-- BEGIN Record excerpts --

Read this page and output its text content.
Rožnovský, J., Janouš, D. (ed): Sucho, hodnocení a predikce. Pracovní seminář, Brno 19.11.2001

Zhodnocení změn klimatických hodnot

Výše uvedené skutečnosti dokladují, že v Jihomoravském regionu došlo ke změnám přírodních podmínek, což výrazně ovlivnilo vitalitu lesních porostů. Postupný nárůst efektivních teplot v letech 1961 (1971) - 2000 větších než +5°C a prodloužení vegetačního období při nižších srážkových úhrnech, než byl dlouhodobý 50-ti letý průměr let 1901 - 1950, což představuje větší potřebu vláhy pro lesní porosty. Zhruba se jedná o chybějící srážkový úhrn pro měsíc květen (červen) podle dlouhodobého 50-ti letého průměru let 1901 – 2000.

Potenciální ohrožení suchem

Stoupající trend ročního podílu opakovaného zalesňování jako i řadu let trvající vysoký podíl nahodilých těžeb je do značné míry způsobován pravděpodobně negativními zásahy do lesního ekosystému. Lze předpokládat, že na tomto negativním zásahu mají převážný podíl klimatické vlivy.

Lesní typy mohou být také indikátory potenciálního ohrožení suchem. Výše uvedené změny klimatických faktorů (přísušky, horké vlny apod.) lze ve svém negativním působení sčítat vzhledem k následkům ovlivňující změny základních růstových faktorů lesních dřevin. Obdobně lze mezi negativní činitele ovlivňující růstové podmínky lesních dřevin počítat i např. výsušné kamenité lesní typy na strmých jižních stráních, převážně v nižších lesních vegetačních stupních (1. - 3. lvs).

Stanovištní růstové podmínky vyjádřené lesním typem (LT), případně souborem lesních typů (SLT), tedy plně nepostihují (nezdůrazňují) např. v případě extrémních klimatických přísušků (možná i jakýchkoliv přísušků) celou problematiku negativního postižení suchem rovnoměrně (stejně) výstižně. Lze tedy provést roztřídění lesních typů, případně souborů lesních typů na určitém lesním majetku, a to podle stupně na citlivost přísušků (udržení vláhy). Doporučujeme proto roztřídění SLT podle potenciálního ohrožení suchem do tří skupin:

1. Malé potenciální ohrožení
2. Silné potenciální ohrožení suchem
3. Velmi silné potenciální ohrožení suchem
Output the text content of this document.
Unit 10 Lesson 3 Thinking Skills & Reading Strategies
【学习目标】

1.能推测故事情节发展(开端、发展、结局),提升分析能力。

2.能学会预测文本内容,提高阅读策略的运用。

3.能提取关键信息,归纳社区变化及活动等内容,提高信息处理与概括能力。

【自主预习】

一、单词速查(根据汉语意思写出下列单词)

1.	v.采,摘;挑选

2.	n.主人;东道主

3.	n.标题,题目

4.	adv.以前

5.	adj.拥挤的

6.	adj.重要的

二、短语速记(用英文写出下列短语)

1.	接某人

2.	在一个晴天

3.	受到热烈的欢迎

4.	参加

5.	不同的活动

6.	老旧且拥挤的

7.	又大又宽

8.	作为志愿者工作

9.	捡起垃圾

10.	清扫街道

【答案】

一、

-- END Record excerpts --

→ **The request**
Would you give the material above again, complete and exact?

→ **Expected answer**
Read this page and output its text content.
Rožnovský, J., Janouš, D. (ed): Sucho, hodnocení a predikce. Pracovní seminář, Brno 19.11.2001

Zhodnocení změn klimatických hodnot

Výše uvedené skutečnosti dokladují, že v Jihomoravském regionu došlo ke změnám přírodních podmínek, což výrazně ovlivnilo vitalitu lesních porostů. Postupný nárůst efektivních teplot v letech 1961 (1971) - 2000 větších než +5°C a prodloužení vegetačního období při nižších srážkových úhrnech, než byl dlouhodobý 50-ti letý průměr let 1901 - 1950, což představuje větší potřebu vláhy pro lesní porosty. Zhruba se jedná o chybějící srážkový úhrn pro měsíc květen (červen) podle dlouhodobého 50-ti letého průměru let 1901 – 2000.

Potenciální ohrožení suchem

Stoupající trend ročního podílu opakovaného zalesňování jako i řadu let trvající vysoký podíl nahodilých těžeb je do značné míry způsobován pravděpodobně negativními zásahy do lesního ekosystému. Lze předpokládat, že na tomto negativním zásahu mají převážný podíl klimatické vlivy.

Lesní typy mohou být také indikátory potenciálního ohrožení suchem. Výše uvedené změny klimatických faktorů (přísušky, horké vlny apod.) lze ve svém negativním působení sčítat vzhledem k následkům ovlivňující změny základních růstových faktorů lesních dřevin. Obdobně lze mezi negativní činitele ovlivňující růstové podmínky lesních dřevin počítat i např. výsušné kamenité lesní typy na strmých jižních stráních, převážně v nižších lesních vegetačních stupních (1. - 3. lvs).

Stanovištní růstové podmínky vyjádřené lesním typem (LT), případně souborem lesních typů (SLT), tedy plně nepostihují (nezdůrazňují) např. v případě extrémních klimatických přísušků (možná i jakýchkoliv přísušků) celou problematiku negativního postižení suchem rovnoměrně (stejně) výstižně. Lze tedy provést roztřídění lesních typů, případně souborů lesních typů na určitém lesním majetku, a to podle stupně na citlivost přísušků (udržení vláhy). Doporučujeme proto roztřídění SLT podle potenciálního ohrožení suchem do tří skupin:

1. Malé potenciální ohrožení
2. Silné potenciální ohrožení suchem
3. Velmi silné potenciální ohrožení suchem
Output the text content of this document.
Unit 10 Lesson 3 Thinking Skills & Reading Strategies
【学习目标】

1.能推测故事情节发展(开端、发展、结局),提升分析能力。

2.能学会预测文本内容,提高阅读策略的运用。

3.能提取关键信息,归纳社区变化及活动等内容,提高信息处理与概括能力。

【自主预习】

一、单词速查(根据汉语意思写出下列单词)

1.	v.采,摘;挑选

2.	n.主人;东道主

3.	n.标题,题目

4.	adv.以前

5.	adj.拥挤的

6.	adj.重要的

二、短语速记(用英文写出下列短语)

1.	接某人

2.	在一个晴天

3.	受到热烈的欢迎

4.	参加

5.	不同的活动

6.	老旧且拥挤的

7.	又大又宽

8.	作为志愿者工作

9.	捡起垃圾

10.	清扫街道

【答案】

一、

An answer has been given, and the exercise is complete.